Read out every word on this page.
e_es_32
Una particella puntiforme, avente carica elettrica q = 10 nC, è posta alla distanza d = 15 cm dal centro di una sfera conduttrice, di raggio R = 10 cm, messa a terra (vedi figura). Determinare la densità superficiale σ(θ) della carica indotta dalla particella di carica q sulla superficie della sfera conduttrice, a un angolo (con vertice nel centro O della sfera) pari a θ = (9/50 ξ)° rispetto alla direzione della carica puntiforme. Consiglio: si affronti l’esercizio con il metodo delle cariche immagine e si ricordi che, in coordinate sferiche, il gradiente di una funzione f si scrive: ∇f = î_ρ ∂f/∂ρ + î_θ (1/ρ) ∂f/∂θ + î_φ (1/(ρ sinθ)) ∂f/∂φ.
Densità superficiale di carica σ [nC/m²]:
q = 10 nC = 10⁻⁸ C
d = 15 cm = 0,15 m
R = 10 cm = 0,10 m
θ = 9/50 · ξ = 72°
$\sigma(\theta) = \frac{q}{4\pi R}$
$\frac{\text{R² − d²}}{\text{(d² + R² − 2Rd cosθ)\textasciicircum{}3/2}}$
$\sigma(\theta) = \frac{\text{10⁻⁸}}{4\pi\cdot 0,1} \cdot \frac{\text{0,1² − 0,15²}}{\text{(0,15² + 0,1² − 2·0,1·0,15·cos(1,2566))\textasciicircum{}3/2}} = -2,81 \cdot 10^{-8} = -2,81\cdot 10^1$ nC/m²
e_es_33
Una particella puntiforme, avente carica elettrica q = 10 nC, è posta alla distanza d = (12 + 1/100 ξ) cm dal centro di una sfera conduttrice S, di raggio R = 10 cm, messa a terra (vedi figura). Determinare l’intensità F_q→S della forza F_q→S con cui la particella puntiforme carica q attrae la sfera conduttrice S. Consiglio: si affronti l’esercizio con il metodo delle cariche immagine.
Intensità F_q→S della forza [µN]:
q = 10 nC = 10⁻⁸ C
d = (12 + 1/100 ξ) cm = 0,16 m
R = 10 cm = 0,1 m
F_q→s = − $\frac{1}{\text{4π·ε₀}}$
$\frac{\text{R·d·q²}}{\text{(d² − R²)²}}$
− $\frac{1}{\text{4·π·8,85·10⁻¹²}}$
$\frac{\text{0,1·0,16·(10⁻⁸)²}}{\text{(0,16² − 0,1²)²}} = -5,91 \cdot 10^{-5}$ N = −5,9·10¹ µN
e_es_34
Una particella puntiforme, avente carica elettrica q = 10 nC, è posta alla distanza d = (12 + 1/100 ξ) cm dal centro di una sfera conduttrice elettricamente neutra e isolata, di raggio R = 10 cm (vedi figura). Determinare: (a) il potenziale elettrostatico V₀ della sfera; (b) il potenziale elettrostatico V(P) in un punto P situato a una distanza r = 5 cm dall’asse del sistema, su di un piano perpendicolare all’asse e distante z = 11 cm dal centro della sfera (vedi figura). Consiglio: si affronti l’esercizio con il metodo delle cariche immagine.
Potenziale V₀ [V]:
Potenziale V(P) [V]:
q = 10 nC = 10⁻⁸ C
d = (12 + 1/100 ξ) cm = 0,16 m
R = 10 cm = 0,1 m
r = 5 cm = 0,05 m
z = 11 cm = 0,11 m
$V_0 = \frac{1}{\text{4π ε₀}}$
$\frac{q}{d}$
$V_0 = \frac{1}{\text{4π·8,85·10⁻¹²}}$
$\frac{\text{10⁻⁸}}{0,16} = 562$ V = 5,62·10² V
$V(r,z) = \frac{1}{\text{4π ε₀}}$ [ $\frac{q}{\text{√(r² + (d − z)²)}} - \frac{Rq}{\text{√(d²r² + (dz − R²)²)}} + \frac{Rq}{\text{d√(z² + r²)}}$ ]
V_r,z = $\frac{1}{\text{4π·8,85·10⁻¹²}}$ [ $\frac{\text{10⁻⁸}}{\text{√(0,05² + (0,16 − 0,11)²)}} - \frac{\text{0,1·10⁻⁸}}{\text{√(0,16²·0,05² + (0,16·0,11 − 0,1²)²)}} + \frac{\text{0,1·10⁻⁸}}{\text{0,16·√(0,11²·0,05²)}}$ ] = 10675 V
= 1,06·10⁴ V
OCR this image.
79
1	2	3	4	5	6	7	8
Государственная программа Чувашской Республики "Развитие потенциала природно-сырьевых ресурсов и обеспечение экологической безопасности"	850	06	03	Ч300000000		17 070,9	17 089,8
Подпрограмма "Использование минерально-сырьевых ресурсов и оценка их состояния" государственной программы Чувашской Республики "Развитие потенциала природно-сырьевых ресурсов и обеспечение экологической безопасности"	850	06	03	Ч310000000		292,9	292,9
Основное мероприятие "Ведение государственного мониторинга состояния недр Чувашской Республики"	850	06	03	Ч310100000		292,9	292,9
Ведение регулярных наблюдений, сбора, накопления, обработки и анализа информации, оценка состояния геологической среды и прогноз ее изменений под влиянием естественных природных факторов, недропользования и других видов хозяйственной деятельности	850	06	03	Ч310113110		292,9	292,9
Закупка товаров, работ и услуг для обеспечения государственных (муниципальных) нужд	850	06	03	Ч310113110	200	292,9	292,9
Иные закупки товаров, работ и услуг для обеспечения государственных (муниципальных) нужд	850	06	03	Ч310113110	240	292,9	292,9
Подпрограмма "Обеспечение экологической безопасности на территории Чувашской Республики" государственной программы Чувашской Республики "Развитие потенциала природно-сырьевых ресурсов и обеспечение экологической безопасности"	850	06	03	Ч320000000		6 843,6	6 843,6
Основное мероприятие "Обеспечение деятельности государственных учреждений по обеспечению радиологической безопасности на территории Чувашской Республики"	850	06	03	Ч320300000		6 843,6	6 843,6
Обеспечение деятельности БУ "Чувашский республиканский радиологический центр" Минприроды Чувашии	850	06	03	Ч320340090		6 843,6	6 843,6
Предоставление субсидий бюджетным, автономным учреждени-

◇ ◇ ◇ ◇

Note how many lines in the listing above hold the string "Основное", then give only that figure.

2